WHAT YOU WILL DO. Could you give the data below again, exactly and completely?

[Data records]
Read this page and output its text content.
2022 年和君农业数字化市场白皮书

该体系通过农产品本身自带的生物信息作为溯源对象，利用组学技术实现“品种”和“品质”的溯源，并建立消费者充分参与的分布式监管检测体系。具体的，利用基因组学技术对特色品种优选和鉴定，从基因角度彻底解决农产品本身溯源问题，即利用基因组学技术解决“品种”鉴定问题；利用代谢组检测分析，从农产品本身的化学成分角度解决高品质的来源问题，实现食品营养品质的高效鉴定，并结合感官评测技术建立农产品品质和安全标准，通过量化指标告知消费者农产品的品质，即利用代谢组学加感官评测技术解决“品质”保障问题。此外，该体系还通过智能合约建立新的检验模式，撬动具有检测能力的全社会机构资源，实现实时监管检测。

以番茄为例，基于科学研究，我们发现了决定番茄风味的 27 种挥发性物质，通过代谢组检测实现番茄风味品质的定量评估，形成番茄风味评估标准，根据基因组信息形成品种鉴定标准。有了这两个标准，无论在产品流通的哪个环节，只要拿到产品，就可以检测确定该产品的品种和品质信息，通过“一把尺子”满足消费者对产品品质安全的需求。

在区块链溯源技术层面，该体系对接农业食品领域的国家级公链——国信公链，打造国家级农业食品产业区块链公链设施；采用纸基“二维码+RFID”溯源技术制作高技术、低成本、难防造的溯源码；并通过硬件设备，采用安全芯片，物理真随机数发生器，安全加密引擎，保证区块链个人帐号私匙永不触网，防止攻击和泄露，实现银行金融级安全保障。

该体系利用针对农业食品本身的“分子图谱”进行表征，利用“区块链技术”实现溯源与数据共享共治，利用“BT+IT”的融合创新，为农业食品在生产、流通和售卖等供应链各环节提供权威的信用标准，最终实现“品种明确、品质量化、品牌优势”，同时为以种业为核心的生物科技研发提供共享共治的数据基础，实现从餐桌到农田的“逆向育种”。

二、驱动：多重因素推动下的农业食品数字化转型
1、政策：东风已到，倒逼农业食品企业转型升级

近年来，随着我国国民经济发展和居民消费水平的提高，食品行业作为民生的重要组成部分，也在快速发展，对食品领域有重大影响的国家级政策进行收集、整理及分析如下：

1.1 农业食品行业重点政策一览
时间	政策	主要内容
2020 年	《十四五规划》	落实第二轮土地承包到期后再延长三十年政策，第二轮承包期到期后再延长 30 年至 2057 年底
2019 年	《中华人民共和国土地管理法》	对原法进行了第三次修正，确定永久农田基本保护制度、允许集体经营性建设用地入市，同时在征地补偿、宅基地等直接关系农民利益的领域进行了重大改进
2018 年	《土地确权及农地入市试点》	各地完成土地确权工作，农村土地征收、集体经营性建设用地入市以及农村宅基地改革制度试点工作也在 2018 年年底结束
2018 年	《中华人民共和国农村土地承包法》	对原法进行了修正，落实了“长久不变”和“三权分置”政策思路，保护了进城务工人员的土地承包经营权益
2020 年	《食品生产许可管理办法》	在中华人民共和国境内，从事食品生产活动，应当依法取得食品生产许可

FULL SOLUTION.
Read this page and output its text content.
2022 年和君农业数字化市场白皮书

该体系通过农产品本身自带的生物信息作为溯源对象，利用组学技术实现“品种”和“品质”的溯源，并建立消费者充分参与的分布式监管检测体系。具体的，利用基因组学技术对特色品种优选和鉴定，从基因角度彻底解决农产品本身溯源问题，即利用基因组学技术解决“品种”鉴定问题；利用代谢组检测分析，从农产品本身的化学成分角度解决高品质的来源问题，实现食品营养品质的高效鉴定，并结合感官评测技术建立农产品品质和安全标准，通过量化指标告知消费者农产品的品质，即利用代谢组学加感官评测技术解决“品质”保障问题。此外，该体系还通过智能合约建立新的检验模式，撬动具有检测能力的全社会机构资源，实现实时监管检测。

以番茄为例，基于科学研究，我们发现了决定番茄风味的 27 种挥发性物质，通过代谢组检测实现番茄风味品质的定量评估，形成番茄风味评估标准，根据基因组信息形成品种鉴定标准。有了这两个标准，无论在产品流通的哪个环节，只要拿到产品，就可以检测确定该产品的品种和品质信息，通过“一把尺子”满足消费者对产品品质安全的需求。

在区块链溯源技术层面，该体系对接农业食品领域的国家级公链——国信公链，打造国家级农业食品产业区块链公链设施；采用纸基“二维码+RFID”溯源技术制作高技术、低成本、难防造的溯源码；并通过硬件设备，采用安全芯片，物理真随机数发生器，安全加密引擎，保证区块链个人帐号私匙永不触网，防止攻击和泄露，实现银行金融级安全保障。

该体系利用针对农业食品本身的“分子图谱”进行表征，利用“区块链技术”实现溯源与数据共享共治，利用“BT+IT”的融合创新，为农业食品在生产、流通和售卖等供应链各环节提供权威的信用标准，最终实现“品种明确、品质量化、品牌优势”，同时为以种业为核心的生物科技研发提供共享共治的数据基础，实现从餐桌到农田的“逆向育种”。

二、驱动：多重因素推动下的农业食品数字化转型
1、政策：东风已到，倒逼农业食品企业转型升级

近年来，随着我国国民经济发展和居民消费水平的提高，食品行业作为民生的重要组成部分，也在快速发展，对食品领域有重大影响的国家级政策进行收集、整理及分析如下：

1.1 农业食品行业重点政策一览
时间	政策	主要内容
2020 年	《十四五规划》	落实第二轮土地承包到期后再延长三十年政策，第二轮承包期到期后再延长 30 年至 2057 年底
2019 年	《中华人民共和国土地管理法》	对原法进行了第三次修正，确定永久农田基本保护制度、允许集体经营性建设用地入市，同时在征地补偿、宅基地等直接关系农民利益的领域进行了重大改进
2018 年	《土地确权及农地入市试点》	各地完成土地确权工作，农村土地征收、集体经营性建设用地入市以及农村宅基地改革制度试点工作也在 2018 年年底结束
2018 年	《中华人民共和国农村土地承包法》	对原法进行了修正，落实了“长久不变”和“三权分置”政策思路，保护了进城务工人员的土地承包经营权益
2020 年	《食品生产许可管理办法》	在中华人民共和国境内，从事食品生产活动，应当依法取得食品生产许可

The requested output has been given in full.